### Records
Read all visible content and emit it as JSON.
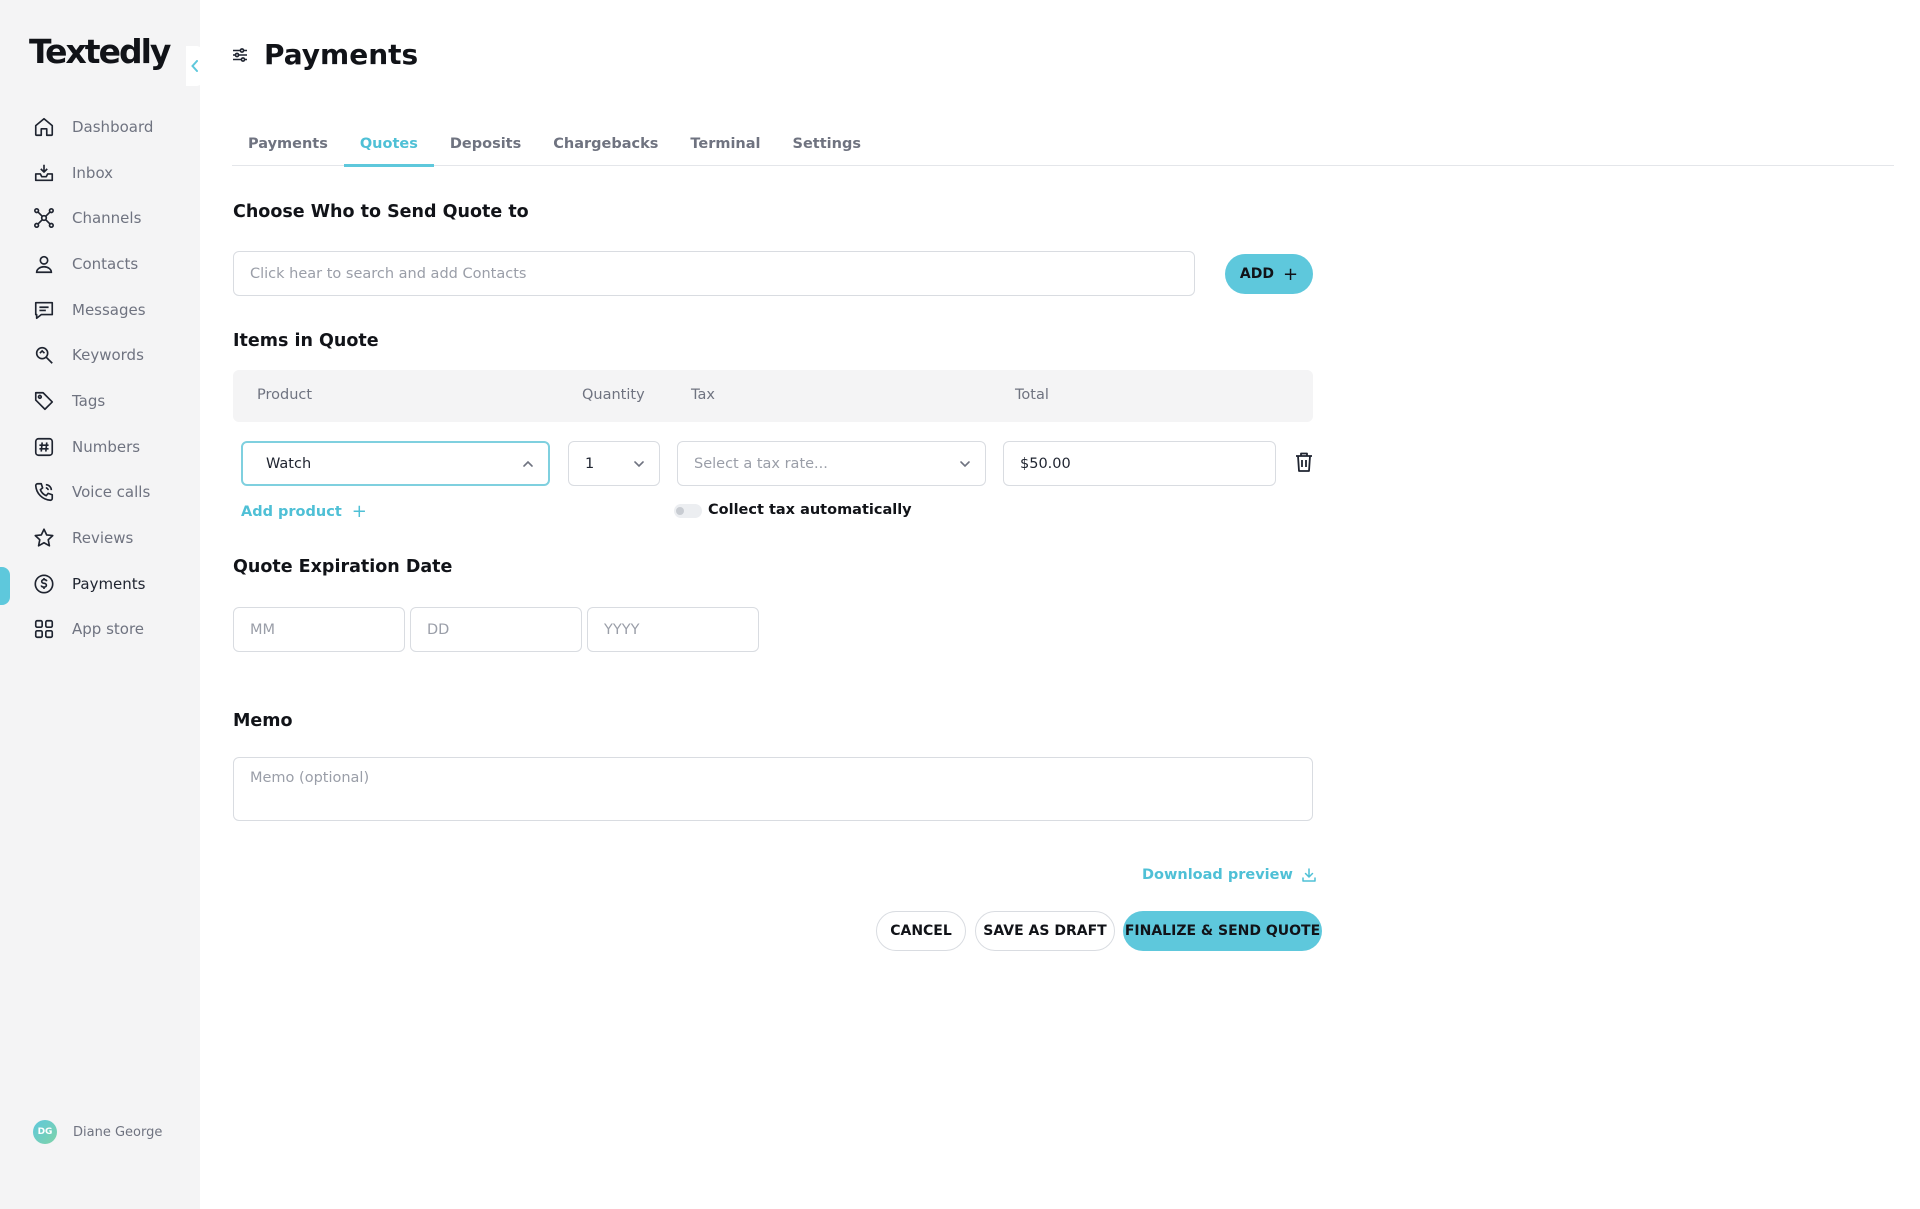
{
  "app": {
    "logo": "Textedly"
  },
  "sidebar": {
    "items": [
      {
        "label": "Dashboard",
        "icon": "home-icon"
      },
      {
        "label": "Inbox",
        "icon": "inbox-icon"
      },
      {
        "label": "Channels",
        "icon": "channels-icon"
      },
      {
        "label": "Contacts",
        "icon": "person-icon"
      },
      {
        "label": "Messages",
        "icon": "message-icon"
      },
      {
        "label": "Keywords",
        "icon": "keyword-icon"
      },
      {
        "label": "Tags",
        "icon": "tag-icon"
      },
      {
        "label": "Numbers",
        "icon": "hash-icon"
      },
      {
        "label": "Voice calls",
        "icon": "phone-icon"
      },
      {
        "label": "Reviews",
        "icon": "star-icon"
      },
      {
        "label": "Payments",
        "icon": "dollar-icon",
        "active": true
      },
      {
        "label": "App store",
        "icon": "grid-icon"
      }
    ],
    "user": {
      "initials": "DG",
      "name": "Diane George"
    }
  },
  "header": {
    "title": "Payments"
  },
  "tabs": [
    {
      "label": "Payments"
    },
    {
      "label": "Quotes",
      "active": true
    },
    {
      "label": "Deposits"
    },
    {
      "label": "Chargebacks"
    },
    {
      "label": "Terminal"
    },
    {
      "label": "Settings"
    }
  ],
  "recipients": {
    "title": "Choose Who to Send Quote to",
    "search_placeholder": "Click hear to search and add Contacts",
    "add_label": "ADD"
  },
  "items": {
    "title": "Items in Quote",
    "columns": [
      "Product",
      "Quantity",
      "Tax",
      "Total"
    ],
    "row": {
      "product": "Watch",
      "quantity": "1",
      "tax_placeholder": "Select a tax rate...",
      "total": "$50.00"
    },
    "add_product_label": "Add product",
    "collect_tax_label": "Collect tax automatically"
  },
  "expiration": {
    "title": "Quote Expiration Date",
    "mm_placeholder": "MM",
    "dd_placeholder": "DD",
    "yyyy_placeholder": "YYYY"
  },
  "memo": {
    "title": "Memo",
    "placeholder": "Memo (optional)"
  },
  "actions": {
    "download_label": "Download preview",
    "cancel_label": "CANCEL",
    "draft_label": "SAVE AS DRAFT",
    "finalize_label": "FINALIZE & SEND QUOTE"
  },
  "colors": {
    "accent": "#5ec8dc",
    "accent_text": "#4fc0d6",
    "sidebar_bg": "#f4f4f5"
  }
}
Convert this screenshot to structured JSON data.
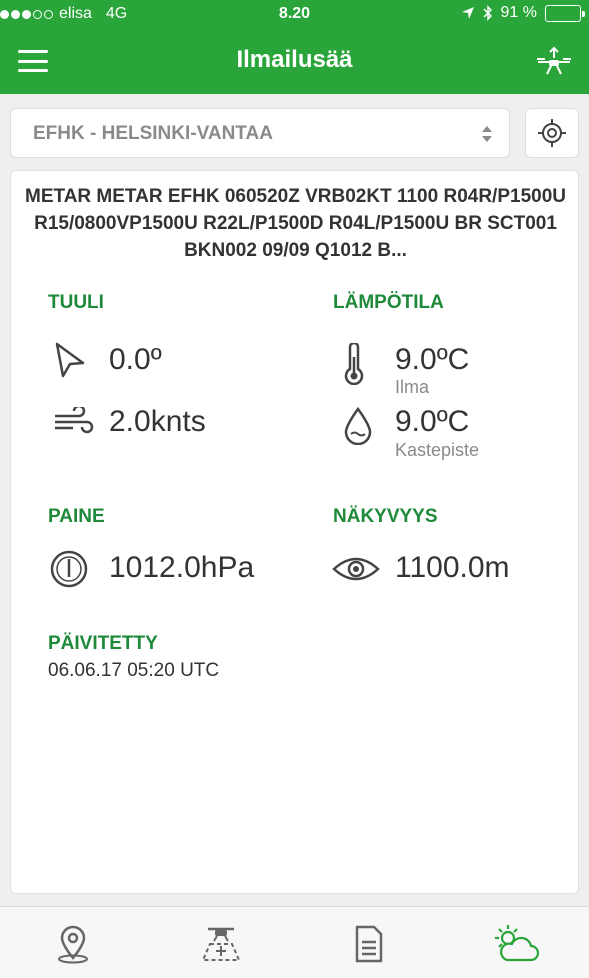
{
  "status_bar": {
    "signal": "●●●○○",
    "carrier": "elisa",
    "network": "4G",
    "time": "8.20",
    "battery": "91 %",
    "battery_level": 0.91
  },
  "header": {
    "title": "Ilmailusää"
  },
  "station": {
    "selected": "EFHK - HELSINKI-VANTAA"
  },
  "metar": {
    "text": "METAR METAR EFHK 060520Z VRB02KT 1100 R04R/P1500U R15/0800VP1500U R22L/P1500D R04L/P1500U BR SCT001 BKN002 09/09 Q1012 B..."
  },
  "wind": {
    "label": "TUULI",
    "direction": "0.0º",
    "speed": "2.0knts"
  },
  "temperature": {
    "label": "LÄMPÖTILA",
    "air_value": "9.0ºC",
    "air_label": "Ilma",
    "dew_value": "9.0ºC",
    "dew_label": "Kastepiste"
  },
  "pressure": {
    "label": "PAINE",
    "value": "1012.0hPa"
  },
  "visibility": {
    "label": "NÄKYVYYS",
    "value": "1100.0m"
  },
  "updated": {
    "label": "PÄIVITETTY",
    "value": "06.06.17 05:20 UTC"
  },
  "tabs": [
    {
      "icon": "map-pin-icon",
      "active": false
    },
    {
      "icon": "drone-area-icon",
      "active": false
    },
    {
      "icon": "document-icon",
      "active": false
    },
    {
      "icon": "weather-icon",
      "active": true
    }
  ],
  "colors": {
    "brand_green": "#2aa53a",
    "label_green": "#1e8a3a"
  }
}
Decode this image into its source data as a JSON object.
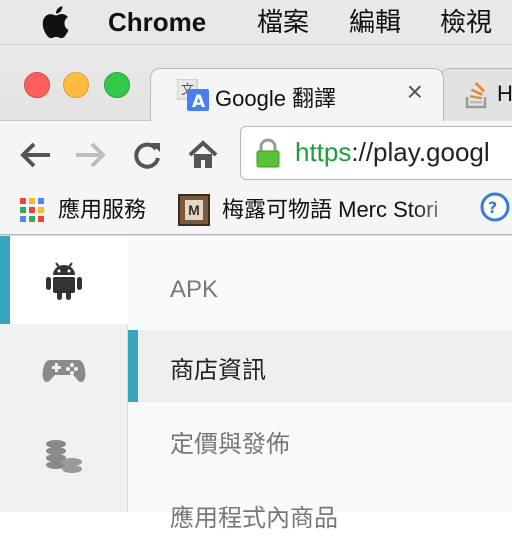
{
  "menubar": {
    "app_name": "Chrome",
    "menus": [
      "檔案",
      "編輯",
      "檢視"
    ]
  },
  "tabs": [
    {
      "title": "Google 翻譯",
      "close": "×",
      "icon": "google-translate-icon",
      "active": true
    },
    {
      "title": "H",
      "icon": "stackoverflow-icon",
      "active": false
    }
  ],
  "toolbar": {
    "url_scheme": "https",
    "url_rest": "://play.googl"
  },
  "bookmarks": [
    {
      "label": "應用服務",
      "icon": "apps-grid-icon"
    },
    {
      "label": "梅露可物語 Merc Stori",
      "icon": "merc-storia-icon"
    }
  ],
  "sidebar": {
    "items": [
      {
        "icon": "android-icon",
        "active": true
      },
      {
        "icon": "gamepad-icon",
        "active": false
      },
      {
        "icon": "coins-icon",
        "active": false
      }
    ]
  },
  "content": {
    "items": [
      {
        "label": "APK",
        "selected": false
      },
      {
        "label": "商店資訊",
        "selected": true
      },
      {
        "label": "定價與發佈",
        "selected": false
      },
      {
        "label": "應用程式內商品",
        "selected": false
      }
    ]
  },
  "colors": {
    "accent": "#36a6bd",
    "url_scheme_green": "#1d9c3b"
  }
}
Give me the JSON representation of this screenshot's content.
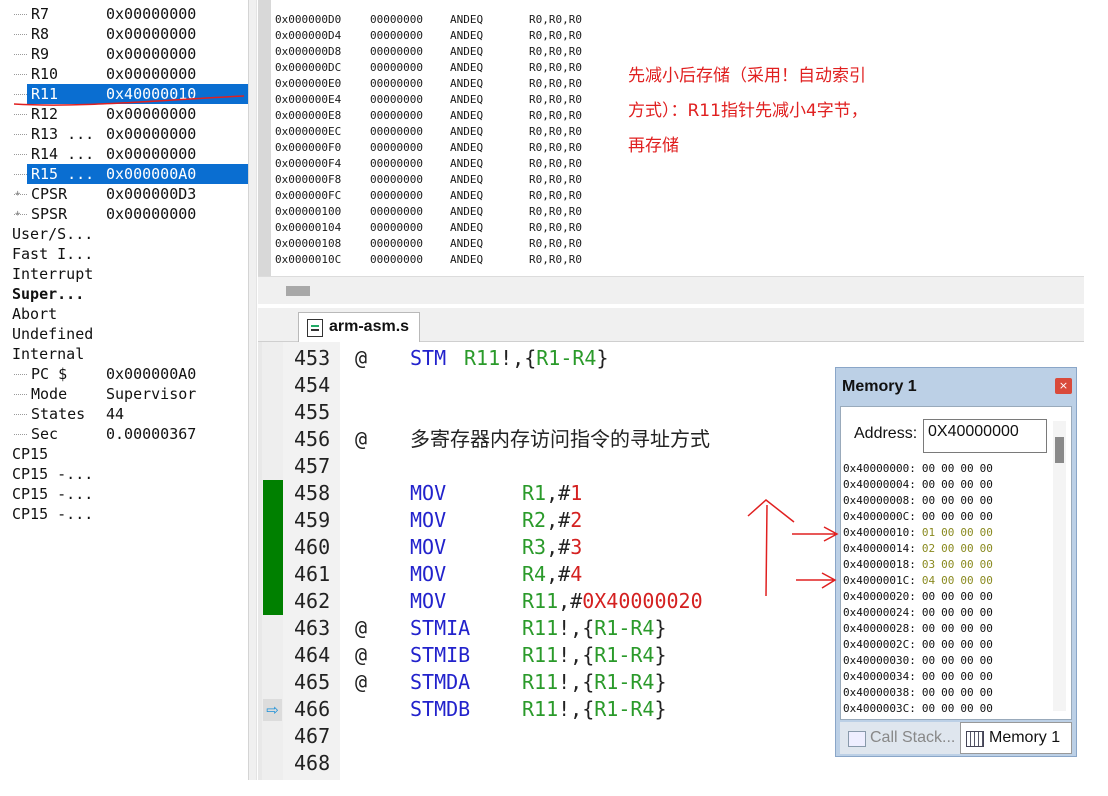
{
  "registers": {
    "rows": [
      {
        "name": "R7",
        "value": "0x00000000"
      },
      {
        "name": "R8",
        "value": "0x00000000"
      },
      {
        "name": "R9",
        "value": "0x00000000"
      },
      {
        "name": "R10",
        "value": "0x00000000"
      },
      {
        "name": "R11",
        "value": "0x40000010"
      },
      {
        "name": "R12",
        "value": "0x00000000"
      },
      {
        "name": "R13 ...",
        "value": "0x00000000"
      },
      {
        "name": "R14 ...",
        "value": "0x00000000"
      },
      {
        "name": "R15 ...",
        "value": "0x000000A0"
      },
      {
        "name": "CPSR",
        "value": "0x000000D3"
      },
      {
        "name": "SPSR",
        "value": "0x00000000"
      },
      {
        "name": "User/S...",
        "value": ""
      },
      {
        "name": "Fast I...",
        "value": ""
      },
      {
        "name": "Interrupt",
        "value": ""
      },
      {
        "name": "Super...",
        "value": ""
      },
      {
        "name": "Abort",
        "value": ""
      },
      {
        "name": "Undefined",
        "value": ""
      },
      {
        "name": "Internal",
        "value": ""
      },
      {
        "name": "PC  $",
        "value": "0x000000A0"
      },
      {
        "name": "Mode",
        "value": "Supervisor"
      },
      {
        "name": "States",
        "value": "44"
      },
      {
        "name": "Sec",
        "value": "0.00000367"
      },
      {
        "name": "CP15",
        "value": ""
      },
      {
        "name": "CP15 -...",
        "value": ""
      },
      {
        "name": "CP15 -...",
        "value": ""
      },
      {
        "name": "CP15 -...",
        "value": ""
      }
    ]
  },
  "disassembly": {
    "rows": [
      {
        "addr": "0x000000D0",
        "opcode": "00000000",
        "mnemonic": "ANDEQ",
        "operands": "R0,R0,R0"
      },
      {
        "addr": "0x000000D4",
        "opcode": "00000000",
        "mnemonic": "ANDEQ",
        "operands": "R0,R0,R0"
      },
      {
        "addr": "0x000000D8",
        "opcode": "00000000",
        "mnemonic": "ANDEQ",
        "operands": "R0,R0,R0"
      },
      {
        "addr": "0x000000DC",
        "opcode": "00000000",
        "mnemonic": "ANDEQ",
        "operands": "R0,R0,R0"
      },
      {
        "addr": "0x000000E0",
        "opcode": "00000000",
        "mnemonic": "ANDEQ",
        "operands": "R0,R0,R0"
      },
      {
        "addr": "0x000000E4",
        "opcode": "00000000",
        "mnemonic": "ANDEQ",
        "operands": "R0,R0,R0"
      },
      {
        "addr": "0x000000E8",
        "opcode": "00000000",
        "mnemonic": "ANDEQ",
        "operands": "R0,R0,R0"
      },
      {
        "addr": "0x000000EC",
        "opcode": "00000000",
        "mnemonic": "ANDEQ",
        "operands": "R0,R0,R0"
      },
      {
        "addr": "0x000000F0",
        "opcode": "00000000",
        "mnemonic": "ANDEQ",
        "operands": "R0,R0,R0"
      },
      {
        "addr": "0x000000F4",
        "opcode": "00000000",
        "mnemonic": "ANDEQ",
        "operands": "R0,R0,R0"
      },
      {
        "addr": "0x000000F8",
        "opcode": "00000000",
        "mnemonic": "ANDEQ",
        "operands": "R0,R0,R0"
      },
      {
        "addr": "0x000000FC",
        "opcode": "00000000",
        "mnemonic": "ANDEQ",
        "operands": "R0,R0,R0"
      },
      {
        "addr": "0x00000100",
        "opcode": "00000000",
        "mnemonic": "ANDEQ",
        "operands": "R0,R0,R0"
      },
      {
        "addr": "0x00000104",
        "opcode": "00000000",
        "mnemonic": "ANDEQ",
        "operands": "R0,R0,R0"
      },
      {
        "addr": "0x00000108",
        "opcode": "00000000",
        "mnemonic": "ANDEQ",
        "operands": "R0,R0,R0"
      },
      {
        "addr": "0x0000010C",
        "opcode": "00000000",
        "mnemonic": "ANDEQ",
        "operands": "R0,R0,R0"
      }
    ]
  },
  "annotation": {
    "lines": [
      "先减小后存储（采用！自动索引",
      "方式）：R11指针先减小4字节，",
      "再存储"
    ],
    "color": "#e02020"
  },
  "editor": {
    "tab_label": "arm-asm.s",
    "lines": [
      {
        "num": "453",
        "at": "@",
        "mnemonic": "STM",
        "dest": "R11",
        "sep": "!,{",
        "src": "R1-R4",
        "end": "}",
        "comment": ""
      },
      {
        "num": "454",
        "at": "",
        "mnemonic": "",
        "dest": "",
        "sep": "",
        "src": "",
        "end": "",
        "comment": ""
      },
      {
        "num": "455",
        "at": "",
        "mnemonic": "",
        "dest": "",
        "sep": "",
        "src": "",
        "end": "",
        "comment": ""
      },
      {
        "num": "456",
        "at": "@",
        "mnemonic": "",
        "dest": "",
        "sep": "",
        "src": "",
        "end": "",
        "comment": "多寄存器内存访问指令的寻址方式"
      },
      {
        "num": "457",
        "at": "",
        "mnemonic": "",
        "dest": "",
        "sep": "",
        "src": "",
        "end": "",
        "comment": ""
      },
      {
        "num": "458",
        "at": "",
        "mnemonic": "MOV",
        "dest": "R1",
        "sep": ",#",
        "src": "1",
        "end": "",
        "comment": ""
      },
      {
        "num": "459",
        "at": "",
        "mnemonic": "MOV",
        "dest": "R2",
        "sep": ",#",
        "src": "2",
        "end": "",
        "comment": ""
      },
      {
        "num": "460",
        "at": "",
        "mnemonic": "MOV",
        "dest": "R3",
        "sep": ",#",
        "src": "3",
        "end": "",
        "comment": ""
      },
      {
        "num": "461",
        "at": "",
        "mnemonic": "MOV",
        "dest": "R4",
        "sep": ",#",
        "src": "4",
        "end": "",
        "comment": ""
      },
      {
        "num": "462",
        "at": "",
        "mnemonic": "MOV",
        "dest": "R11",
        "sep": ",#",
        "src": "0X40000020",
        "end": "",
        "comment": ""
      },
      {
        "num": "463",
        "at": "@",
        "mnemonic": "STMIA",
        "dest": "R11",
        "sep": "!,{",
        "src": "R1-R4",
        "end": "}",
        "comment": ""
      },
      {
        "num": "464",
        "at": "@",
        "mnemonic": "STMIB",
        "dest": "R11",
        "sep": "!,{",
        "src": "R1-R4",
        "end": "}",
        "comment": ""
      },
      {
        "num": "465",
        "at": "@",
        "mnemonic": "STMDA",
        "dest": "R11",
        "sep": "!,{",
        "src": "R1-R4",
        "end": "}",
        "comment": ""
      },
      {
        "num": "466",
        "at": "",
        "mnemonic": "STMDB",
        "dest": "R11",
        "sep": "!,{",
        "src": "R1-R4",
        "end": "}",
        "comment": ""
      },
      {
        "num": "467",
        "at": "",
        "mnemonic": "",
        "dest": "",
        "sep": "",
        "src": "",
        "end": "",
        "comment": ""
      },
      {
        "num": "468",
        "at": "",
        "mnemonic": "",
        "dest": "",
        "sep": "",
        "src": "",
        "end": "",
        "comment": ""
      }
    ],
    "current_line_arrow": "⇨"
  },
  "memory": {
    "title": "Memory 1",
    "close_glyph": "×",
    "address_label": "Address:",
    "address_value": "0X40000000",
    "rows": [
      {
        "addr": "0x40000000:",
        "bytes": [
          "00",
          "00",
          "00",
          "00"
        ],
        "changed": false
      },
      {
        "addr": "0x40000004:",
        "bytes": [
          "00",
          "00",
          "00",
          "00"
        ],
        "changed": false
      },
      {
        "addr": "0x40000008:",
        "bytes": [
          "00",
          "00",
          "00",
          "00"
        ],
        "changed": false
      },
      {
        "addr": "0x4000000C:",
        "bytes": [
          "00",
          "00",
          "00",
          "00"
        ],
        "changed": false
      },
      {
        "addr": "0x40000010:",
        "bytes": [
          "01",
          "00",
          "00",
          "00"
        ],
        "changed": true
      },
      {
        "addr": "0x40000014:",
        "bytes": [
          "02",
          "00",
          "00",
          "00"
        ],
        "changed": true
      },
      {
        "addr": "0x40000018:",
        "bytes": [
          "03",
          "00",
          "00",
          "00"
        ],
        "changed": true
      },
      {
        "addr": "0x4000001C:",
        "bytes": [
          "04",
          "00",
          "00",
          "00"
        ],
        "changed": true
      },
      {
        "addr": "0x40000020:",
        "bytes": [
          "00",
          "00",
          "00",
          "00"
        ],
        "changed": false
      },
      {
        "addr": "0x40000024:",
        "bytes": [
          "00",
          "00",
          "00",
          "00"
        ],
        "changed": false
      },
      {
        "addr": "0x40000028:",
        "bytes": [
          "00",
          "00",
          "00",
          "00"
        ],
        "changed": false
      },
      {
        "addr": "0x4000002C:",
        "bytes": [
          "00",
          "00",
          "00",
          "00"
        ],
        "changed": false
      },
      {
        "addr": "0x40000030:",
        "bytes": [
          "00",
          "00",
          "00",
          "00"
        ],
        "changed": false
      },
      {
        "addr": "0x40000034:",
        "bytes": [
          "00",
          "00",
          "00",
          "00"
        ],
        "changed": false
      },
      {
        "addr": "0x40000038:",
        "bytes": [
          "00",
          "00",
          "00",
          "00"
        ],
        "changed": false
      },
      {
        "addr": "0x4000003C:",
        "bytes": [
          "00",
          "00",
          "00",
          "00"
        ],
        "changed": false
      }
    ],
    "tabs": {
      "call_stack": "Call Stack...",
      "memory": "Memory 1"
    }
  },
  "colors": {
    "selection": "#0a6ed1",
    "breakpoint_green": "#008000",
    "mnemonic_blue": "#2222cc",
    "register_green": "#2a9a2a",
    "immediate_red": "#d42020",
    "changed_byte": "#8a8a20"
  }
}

### Exercise aim
Collect every line above that contains the word "data".

### Right answer
Convert this screenshot to structured JSON data.
Decode this image into its source data as a JSON object.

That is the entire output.